Pull every line containing the word "principalement" from the records.

**Entries shown**:
____

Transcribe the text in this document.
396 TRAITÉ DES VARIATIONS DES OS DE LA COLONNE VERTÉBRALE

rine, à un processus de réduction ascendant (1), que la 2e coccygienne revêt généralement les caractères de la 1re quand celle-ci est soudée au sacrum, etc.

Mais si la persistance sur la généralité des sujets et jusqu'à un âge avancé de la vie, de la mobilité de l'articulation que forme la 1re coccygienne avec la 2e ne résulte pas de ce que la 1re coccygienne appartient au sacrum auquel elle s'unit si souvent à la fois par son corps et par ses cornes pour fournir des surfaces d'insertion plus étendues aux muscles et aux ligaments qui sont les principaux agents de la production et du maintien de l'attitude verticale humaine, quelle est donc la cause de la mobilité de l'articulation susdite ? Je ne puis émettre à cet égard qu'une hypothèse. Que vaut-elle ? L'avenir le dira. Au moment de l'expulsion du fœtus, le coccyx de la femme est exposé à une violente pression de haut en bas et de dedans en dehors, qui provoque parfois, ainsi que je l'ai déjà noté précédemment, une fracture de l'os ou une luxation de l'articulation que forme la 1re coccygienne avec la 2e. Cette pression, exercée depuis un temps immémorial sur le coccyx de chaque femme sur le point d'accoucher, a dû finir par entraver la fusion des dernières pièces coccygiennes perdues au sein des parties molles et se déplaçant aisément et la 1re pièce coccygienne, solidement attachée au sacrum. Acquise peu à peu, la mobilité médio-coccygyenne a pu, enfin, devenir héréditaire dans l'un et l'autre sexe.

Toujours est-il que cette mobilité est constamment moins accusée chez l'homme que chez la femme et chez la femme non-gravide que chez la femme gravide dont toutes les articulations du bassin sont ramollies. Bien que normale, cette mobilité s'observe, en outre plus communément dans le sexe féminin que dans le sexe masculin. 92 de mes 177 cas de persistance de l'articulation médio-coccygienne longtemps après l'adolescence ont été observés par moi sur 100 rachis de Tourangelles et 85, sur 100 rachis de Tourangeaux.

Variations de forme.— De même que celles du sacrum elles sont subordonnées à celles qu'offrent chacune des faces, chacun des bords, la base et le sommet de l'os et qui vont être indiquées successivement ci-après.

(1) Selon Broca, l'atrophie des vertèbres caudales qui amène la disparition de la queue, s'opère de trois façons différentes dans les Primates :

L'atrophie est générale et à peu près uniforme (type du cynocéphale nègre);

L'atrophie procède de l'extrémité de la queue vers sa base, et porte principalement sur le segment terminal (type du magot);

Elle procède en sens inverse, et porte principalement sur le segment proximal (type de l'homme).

____

**Expected output**:
L'atrophie procède de l'extrémité de la queue vers sa base, et porte principalement sur le segment terminal (type du magot);
Elle procède en sens inverse, et porte principalement sur le segment proximal (type de l'homme).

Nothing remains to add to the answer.